##### TEXTO
2.2 – Factos não provados:

Nada ficou por provar de relevante para a descoberta da verdade material dos factos e para a boa decisão da causa.

***

Inexistem outros factos provados ou não provados, tendo-se desconsiderado qualquer matéria de Direito, conclusiva ou totalmente irrelevante para a boa decisão da causa.”

Para sustentar a sua convicção probatória, consignou o tribunal recorrida na sentença a seguinte motivação:

“Motivação de facto:

Antes de mais, esclarece-se que, nos termos do disposto no n.º 2 do artigo 374.º do Código de Processo Penal, o Tribunal deve indicar os “motivos, de facto e de direito, que fundamentam a sua decisão, com indicação e exame crítico das provas que serviram para formar a convicção (…)”.

Ou seja, o Tribunal fundamenta a análise dos factos na íntima convicção que formou a partir do exame e ponderação das provas produzidas.

Posto isto, a convicção do Tribunal quanto à factualidade provada resultou da decomposição crítica e ponderada de todos os elementos probatórios produzidos e analisados em audiência de discussão e julgamento, designadamente:

Documentais:

- Auto de notícia por detenção de fls. 1 a 3; e - CRC do arguido de fls. 12 a 15;

Declaracionais:

- Declarações do arguido; e

- Prova testemunhal produzida.

Elementos probatórios que, conjugados e complementados com as regras do bom senso e da experiência comum, segundo juízos lógico-dedutivos, foram interpretados, ao abrigo do princípio da livre apreciação da prova (cfr. artigo 127.º do Código de Processo Penal).

Considera o Tribunal que a circunstância de a prova produzida em audiência de julgamento ter ficado gravada dispensa que aqui se recorde em detalhe as declarações nela prestadas, o que se consigna. Não obstante, concretizando o modo como se formou a convicção do julgador diremos o seguinte:

Declarações do arguido

Tendo prescindido ao exercício do direito legal de silêncio que lhe assiste quis o arguido AA prestar declarações em julgamento tendo, no essencial, confirmado as circunstâncias espácio-temporais descritas na acusação e admitido ter conduzido o veículo automóvel ali descrito pelo menos desde a Avenida … até às proximidades da sua residência sita na Rua …, explicitando que uma vez que só foi abordado pelo agente da PSP após ter estacionado a viatura, e já no exterior da mesma, estava plenamente convencido de que não tinha a obrigação de se submeter ao teste do álcool que lhe foi solicitado por aquele membro da autoridade. Mais admitiu que apesar de ter sido devidamente elucidado das consequências da sua recusa manteve-a, não por ter ingerido bebidas alcoólicas, mas por achar que tinha razão, tendo-lhe sido, nessa sequência, dada voz de detenção e sendo, inclusive, algemado e conduzido às instalações policiais, situação que, segundo afirmou, lhe provocou vergonha e humilhação por ter ocorrido junto à sua residência e perante olhares de terceiros (vizinhos e conhecidos). Mais referiu que, pese embora continuar a achar que a sua recusa era legítima, viria posteriormente a solicitar a realização do referido teste de alcoolemia sendo que tal já não lhe foi permitido.
##########
##### DADOS BRUTOS
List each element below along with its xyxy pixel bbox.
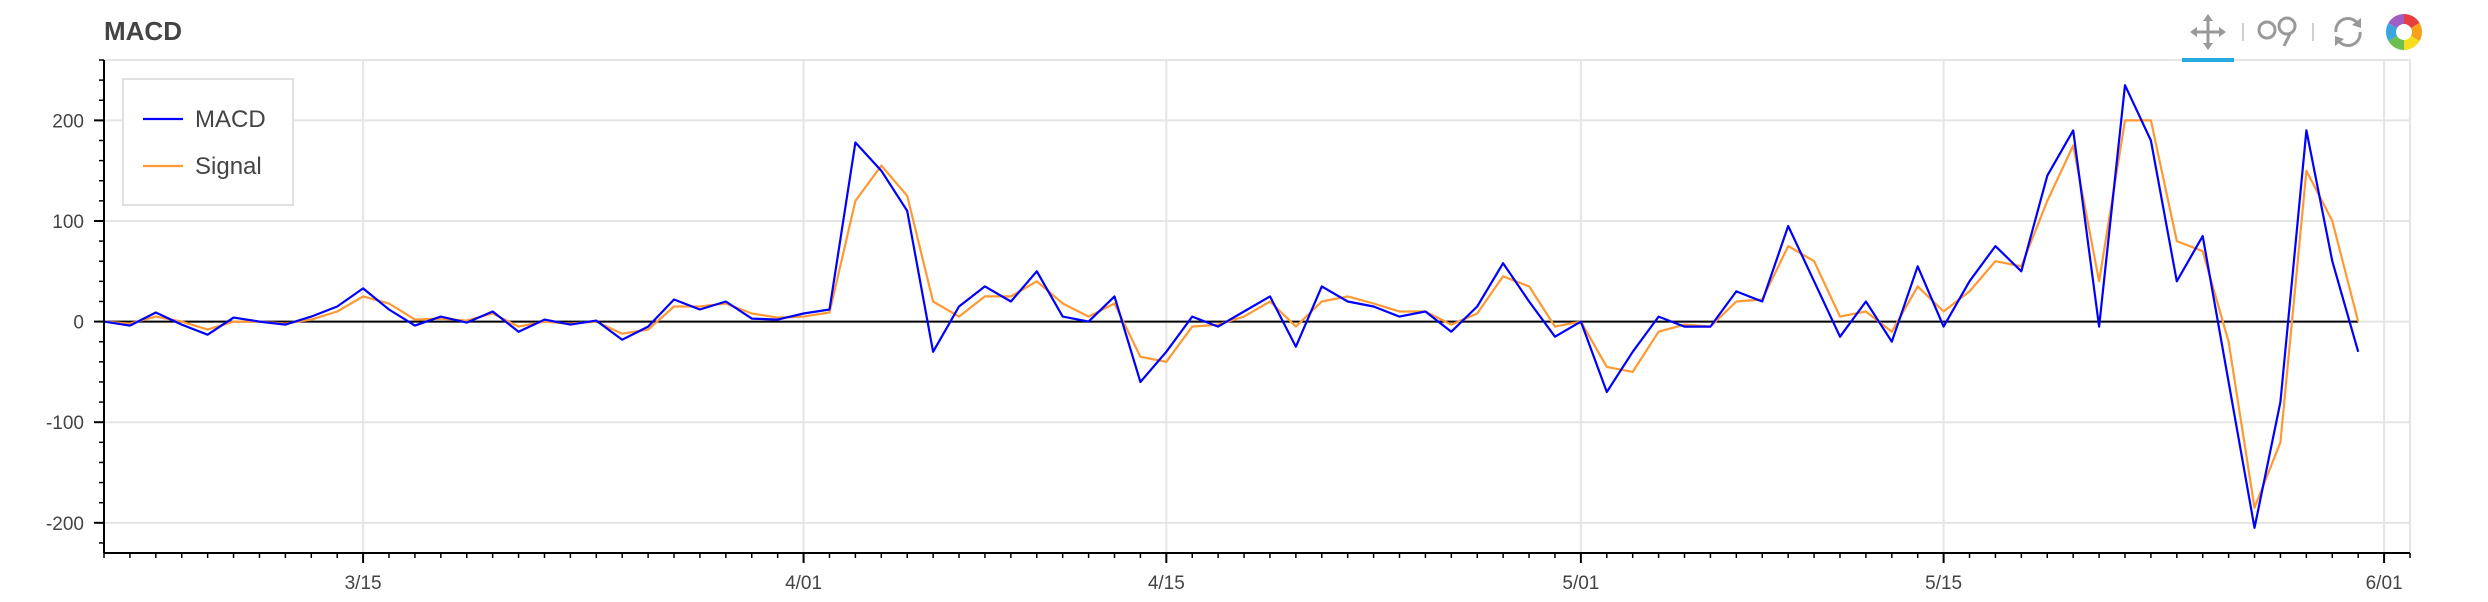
y-tick-label: 100	[52, 212, 84, 233]
toolbar-separator	[2312, 23, 2314, 41]
x-tick-label: 4/01	[785, 573, 822, 594]
y-tick-label: 200	[52, 111, 84, 132]
wheel-zoom-tool[interactable]	[2250, 6, 2306, 58]
series-line-macd	[103, 84, 2360, 529]
series-layer	[103, 84, 2360, 529]
x-tick-label: 5/01	[1562, 573, 1599, 594]
reset-tool[interactable]	[2320, 6, 2376, 58]
bokeh-logo-icon	[2385, 13, 2423, 51]
series-line-signal	[103, 119, 2360, 509]
y-tick-label: -200	[46, 514, 84, 535]
plot-frame	[103, 59, 2411, 554]
y-tick-label: 0	[73, 313, 84, 334]
wheel-zoom-icon	[2257, 16, 2297, 47]
axes: 3/15 4/01 4/15 5/01 5/15 6/01 200 100 0 -100 -200	[46, 59, 2411, 594]
chart-title: MACD	[104, 16, 182, 46]
reset-icon	[2334, 17, 2362, 47]
x-tick-label: 5/15	[1925, 573, 1962, 594]
toolbar-separator	[2242, 23, 2244, 41]
grid	[103, 59, 2411, 554]
toolbar	[2180, 4, 2432, 62]
pan-tool[interactable]	[2180, 6, 2236, 62]
legend-box	[122, 78, 294, 206]
legend[interactable]: MACD Signal	[122, 78, 294, 206]
legend-label-macd: MACD	[195, 106, 266, 133]
x-tick-label: 3/15	[345, 573, 382, 594]
x-tick-label: 6/01	[2366, 573, 2403, 594]
legend-label-signal: Signal	[195, 153, 262, 180]
bokeh-logo[interactable]	[2376, 6, 2432, 58]
pan-icon	[2190, 14, 2226, 50]
x-tick-label: 4/15	[1148, 573, 1185, 594]
y-tick-label: -100	[46, 413, 84, 434]
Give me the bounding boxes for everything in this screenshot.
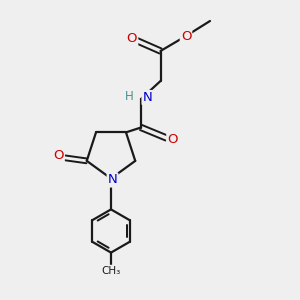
Text: O: O: [53, 149, 64, 162]
Text: N: N: [108, 173, 117, 187]
Text: H: H: [125, 89, 134, 103]
Text: O: O: [181, 29, 191, 43]
Text: O: O: [167, 133, 178, 146]
Text: N: N: [142, 91, 152, 104]
Text: CH₃: CH₃: [101, 266, 121, 276]
Text: O: O: [127, 32, 137, 46]
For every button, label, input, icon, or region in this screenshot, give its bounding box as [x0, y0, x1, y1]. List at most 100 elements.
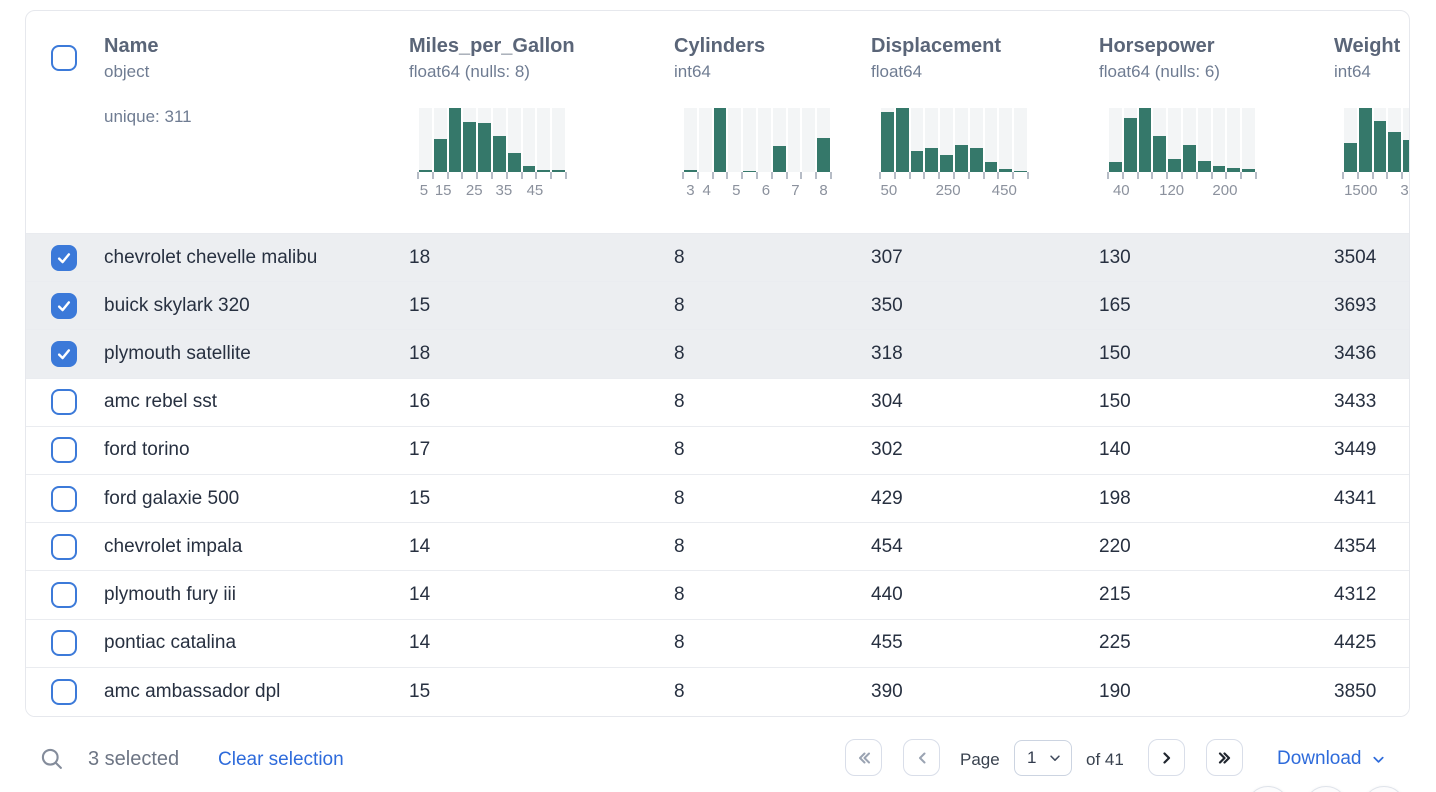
##########
- _INSTRUÇÃO 1_
Transcreva do texto o trecho entre "Inexistem outros factos" e "das provas produzidas.", inclusive.
- _INSTRUÇÃO 2_
Diga se cada afirmação concorda com o texto, respondendo sim ou não e citando as palavras do texto que o decidem. (a) O arguido recusou o teste por ter ingerido bebidas alcoólicas. (b) O arguido foi algemado e conduzido às instalações policiais. (c) O arguido exerceu em julgamento o direito ao silêncio.

- _RESPOSTA FINAL 1_
Inexistem outros factos provados ou não provados, tendo-se desconsiderado qualquer matéria de Direito, conclusiva ou totalmente irrelevante para a boa decisão da causa.”

Para sustentar a sua convicção probatória, consignou o tribunal recorrida na sentença a seguinte motivação:

“Motivação de facto:

Antes de mais, esclarece-se que, nos termos do disposto no n.º 2 do artigo 374.º do Código de Processo Penal, o Tribunal deve indicar os “motivos, de facto e de direito, que fundamentam a sua decisão, com indicação e exame crítico das provas que serviram para formar a convicção (…)”.

Ou seja, o Tribunal fundamenta a análise dos factos na íntima convicção que formou a partir do exame e ponderação das provas produzidas.

- _RESPOSTA FINAL 2_
(a) Não: "não por ter ingerido bebidas alcoólicas, mas por achar que tinha razão"
(b) Sim: "sendo, inclusive, algemado e conduzido às instalações policiais"
(c) Não: "Tendo prescindido ao exercício do direito legal de silêncio que lhe assiste quis o arguido AA prestar declarações em julgamento"